Do this:
Give back all the data exactly, line by line.

Records from a collection:
================

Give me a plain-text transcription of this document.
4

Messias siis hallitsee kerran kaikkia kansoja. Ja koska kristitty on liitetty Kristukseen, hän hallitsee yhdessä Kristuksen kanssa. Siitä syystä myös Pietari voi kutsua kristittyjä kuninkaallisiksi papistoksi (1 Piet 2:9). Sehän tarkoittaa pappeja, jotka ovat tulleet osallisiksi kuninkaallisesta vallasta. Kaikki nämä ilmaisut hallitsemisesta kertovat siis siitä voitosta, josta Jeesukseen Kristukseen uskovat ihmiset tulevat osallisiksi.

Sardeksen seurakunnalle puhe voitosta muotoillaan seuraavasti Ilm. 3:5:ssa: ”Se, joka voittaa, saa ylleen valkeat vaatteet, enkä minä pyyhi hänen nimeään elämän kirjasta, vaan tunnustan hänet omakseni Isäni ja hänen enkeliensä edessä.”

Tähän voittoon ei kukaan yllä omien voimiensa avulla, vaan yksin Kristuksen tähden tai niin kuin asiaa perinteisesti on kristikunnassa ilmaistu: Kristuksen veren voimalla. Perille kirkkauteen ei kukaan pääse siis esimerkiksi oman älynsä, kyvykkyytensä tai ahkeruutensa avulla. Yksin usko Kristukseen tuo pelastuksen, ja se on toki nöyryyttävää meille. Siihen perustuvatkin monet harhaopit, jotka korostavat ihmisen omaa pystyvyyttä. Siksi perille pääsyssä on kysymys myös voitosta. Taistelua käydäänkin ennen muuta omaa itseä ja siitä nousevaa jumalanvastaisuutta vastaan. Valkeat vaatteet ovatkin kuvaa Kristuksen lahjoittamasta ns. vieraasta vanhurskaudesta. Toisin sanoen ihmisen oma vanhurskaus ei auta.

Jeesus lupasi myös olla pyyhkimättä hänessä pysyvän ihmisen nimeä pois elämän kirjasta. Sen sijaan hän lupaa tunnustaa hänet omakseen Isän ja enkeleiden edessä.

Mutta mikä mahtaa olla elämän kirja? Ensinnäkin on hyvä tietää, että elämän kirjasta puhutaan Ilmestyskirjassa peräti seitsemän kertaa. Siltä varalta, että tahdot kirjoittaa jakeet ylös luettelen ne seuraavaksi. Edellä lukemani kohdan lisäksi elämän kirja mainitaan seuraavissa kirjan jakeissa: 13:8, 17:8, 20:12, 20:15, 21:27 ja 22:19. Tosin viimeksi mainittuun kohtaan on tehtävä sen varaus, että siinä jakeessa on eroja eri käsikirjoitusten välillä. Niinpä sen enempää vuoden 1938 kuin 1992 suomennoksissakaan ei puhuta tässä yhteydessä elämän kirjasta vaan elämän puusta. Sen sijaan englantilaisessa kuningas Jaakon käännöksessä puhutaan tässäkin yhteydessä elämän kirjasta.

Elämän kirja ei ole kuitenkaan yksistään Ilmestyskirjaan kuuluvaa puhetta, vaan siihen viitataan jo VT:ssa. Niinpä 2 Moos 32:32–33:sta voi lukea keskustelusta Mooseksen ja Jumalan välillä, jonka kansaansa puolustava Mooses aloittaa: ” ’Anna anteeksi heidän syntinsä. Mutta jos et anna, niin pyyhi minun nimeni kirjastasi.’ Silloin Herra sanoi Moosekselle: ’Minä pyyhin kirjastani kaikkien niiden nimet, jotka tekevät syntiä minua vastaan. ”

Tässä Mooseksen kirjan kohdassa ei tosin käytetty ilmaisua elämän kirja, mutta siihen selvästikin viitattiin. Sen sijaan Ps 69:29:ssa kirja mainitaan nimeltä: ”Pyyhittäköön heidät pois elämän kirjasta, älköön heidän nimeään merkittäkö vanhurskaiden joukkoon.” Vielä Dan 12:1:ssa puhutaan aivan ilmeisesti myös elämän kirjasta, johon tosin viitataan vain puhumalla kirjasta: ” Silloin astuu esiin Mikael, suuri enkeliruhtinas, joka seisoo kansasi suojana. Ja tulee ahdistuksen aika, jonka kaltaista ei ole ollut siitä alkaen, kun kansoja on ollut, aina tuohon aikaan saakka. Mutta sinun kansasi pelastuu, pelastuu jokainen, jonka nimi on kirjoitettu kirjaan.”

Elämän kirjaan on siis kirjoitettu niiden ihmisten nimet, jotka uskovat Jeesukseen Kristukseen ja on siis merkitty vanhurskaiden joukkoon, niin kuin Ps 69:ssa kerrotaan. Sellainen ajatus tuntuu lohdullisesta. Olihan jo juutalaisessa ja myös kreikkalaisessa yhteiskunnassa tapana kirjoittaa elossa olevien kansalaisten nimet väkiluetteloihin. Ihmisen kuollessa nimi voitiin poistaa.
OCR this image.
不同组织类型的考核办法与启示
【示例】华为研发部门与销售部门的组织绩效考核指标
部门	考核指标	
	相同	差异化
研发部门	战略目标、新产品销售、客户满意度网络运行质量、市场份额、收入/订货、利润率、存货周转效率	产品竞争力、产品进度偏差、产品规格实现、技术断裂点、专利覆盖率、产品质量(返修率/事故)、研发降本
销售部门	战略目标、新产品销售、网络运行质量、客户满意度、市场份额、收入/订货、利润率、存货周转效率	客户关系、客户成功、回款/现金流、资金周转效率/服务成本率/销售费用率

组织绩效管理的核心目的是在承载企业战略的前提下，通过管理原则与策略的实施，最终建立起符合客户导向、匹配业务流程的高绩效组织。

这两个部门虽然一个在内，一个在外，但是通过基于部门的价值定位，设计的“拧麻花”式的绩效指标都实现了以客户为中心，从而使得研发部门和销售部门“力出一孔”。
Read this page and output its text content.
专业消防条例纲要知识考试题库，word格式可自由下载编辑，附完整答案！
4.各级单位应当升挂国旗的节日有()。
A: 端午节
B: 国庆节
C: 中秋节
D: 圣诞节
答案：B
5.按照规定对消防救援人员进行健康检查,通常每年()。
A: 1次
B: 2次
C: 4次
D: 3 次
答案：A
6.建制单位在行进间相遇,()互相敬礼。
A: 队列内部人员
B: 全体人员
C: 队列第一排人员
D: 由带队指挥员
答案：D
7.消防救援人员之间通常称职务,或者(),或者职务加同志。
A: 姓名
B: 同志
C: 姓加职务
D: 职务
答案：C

================

Exercise response:
Give me a plain-text transcription of this document.
4

Messias siis hallitsee kerran kaikkia kansoja. Ja koska kristitty on liitetty Kristukseen, hän hallitsee yhdessä Kristuksen kanssa. Siitä syystä myös Pietari voi kutsua kristittyjä kuninkaallisiksi papistoksi (1 Piet 2:9). Sehän tarkoittaa pappeja, jotka ovat tulleet osallisiksi kuninkaallisesta vallasta. Kaikki nämä ilmaisut hallitsemisesta kertovat siis siitä voitosta, josta Jeesukseen Kristukseen uskovat ihmiset tulevat osallisiksi.

Sardeksen seurakunnalle puhe voitosta muotoillaan seuraavasti Ilm. 3:5:ssa: ”Se, joka voittaa, saa ylleen valkeat vaatteet, enkä minä pyyhi hänen nimeään elämän kirjasta, vaan tunnustan hänet omakseni Isäni ja hänen enkeliensä edessä.”

Tähän voittoon ei kukaan yllä omien voimiensa avulla, vaan yksin Kristuksen tähden tai niin kuin asiaa perinteisesti on kristikunnassa ilmaistu: Kristuksen veren voimalla. Perille kirkkauteen ei kukaan pääse siis esimerkiksi oman älynsä, kyvykkyytensä tai ahkeruutensa avulla. Yksin usko Kristukseen tuo pelastuksen, ja se on toki nöyryyttävää meille. Siihen perustuvatkin monet harhaopit, jotka korostavat ihmisen omaa pystyvyyttä. Siksi perille pääsyssä on kysymys myös voitosta. Taistelua käydäänkin ennen muuta omaa itseä ja siitä nousevaa jumalanvastaisuutta vastaan. Valkeat vaatteet ovatkin kuvaa Kristuksen lahjoittamasta ns. vieraasta vanhurskaudesta. Toisin sanoen ihmisen oma vanhurskaus ei auta.

Jeesus lupasi myös olla pyyhkimättä hänessä pysyvän ihmisen nimeä pois elämän kirjasta. Sen sijaan hän lupaa tunnustaa hänet omakseen Isän ja enkeleiden edessä.

Mutta mikä mahtaa olla elämän kirja? Ensinnäkin on hyvä tietää, että elämän kirjasta puhutaan Ilmestyskirjassa peräti seitsemän kertaa. Siltä varalta, että tahdot kirjoittaa jakeet ylös luettelen ne seuraavaksi. Edellä lukemani kohdan lisäksi elämän kirja mainitaan seuraavissa kirjan jakeissa: 13:8, 17:8, 20:12, 20:15, 21:27 ja 22:19. Tosin viimeksi mainittuun kohtaan on tehtävä sen varaus, että siinä jakeessa on eroja eri käsikirjoitusten välillä. Niinpä sen enempää vuoden 1938 kuin 1992 suomennoksissakaan ei puhuta tässä yhteydessä elämän kirjasta vaan elämän puusta. Sen sijaan englantilaisessa kuningas Jaakon käännöksessä puhutaan tässäkin yhteydessä elämän kirjasta.

Elämän kirja ei ole kuitenkaan yksistään Ilmestyskirjaan kuuluvaa puhetta, vaan siihen viitataan jo VT:ssa. Niinpä 2 Moos 32:32–33:sta voi lukea keskustelusta Mooseksen ja Jumalan välillä, jonka kansaansa puolustava Mooses aloittaa: ” ’Anna anteeksi heidän syntinsä. Mutta jos et anna, niin pyyhi minun nimeni kirjastasi.’ Silloin Herra sanoi Moosekselle: ’Minä pyyhin kirjastani kaikkien niiden nimet, jotka tekevät syntiä minua vastaan. ”

Tässä Mooseksen kirjan kohdassa ei tosin käytetty ilmaisua elämän kirja, mutta siihen selvästikin viitattiin. Sen sijaan Ps 69:29:ssa kirja mainitaan nimeltä: ”Pyyhittäköön heidät pois elämän kirjasta, älköön heidän nimeään merkittäkö vanhurskaiden joukkoon.” Vielä Dan 12:1:ssa puhutaan aivan ilmeisesti myös elämän kirjasta, johon tosin viitataan vain puhumalla kirjasta: ” Silloin astuu esiin Mikael, suuri enkeliruhtinas, joka seisoo kansasi suojana. Ja tulee ahdistuksen aika, jonka kaltaista ei ole ollut siitä alkaen, kun kansoja on ollut, aina tuohon aikaan saakka. Mutta sinun kansasi pelastuu, pelastuu jokainen, jonka nimi on kirjoitettu kirjaan.”

Elämän kirjaan on siis kirjoitettu niiden ihmisten nimet, jotka uskovat Jeesukseen Kristukseen ja on siis merkitty vanhurskaiden joukkoon, niin kuin Ps 69:ssa kerrotaan. Sellainen ajatus tuntuu lohdullisesta. Olihan jo juutalaisessa ja myös kreikkalaisessa yhteiskunnassa tapana kirjoittaa elossa olevien kansalaisten nimet väkiluetteloihin. Ihmisen kuollessa nimi voitiin poistaa.
OCR this image.
不同组织类型的考核办法与启示
【示例】华为研发部门与销售部门的组织绩效考核指标
部门	考核指标	
	相同	差异化
研发部门	战略目标、新产品销售、客户满意度网络运行质量、市场份额、收入/订货、利润率、存货周转效率	产品竞争力、产品进度偏差、产品规格实现、技术断裂点、专利覆盖率、产品质量(返修率/事故)、研发降本
销售部门	战略目标、新产品销售、网络运行质量、客户满意度、市场份额、收入/订货、利润率、存货周转效率	客户关系、客户成功、回款/现金流、资金周转效率/服务成本率/销售费用率

组织绩效管理的核心目的是在承载企业战略的前提下，通过管理原则与策略的实施，最终建立起符合客户导向、匹配业务流程的高绩效组织。

这两个部门虽然一个在内，一个在外，但是通过基于部门的价值定位，设计的“拧麻花”式的绩效指标都实现了以客户为中心，从而使得研发部门和销售部门“力出一孔”。
Read this page and output its text content.
专业消防条例纲要知识考试题库，word格式可自由下载编辑，附完整答案！
4.各级单位应当升挂国旗的节日有()。
A: 端午节
B: 国庆节
C: 中秋节
D: 圣诞节
答案：B
5.按照规定对消防救援人员进行健康检查,通常每年()。
A: 1次
B: 2次
C: 4次
D: 3 次
答案：A
6.建制单位在行进间相遇,()互相敬礼。
A: 队列内部人员
B: 全体人员
C: 队列第一排人员
D: 由带队指挥员
答案：D
7.消防救援人员之间通常称职务,或者(),或者职务加同志。
A: 姓名
B: 同志
C: 姓加职务
D: 职务
答案：C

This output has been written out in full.